** START Data for this exercise **

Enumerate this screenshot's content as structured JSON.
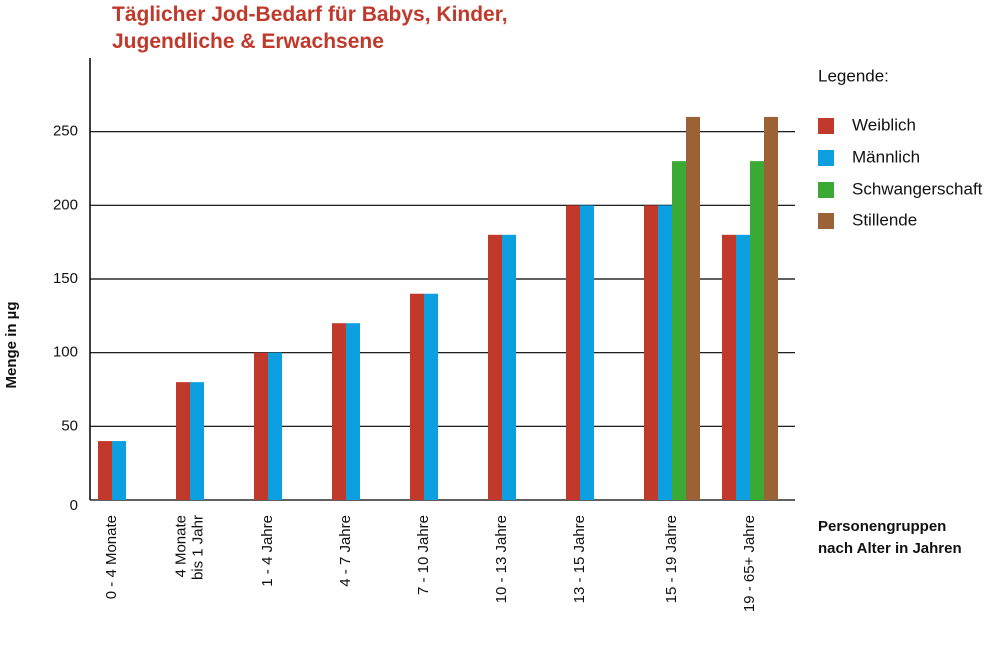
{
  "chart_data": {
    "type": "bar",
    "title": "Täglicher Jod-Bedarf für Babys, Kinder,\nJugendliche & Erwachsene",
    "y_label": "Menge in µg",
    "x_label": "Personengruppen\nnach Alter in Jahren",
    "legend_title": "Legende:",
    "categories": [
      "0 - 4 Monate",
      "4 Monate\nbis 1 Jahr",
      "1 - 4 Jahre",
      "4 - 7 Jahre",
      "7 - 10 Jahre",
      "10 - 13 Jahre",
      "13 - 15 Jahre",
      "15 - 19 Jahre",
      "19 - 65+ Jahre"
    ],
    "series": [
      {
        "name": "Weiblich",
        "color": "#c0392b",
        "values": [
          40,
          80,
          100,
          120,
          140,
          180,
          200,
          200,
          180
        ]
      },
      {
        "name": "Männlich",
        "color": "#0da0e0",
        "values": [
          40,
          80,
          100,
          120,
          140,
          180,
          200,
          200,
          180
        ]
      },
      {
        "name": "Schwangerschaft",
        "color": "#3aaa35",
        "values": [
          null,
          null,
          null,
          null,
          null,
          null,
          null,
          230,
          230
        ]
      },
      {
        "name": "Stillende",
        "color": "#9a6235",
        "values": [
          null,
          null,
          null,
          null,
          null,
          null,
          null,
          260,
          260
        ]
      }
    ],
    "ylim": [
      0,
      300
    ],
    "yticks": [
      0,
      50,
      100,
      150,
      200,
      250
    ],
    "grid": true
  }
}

** END Data for this exercise **

**Brief:**
Extract each line from the entries above that contains the string "color".

**Written answer:**
        "color": "#c0392b",
        "color": "#0da0e0",
        "color": "#3aaa35",
        "color": "#9a6235",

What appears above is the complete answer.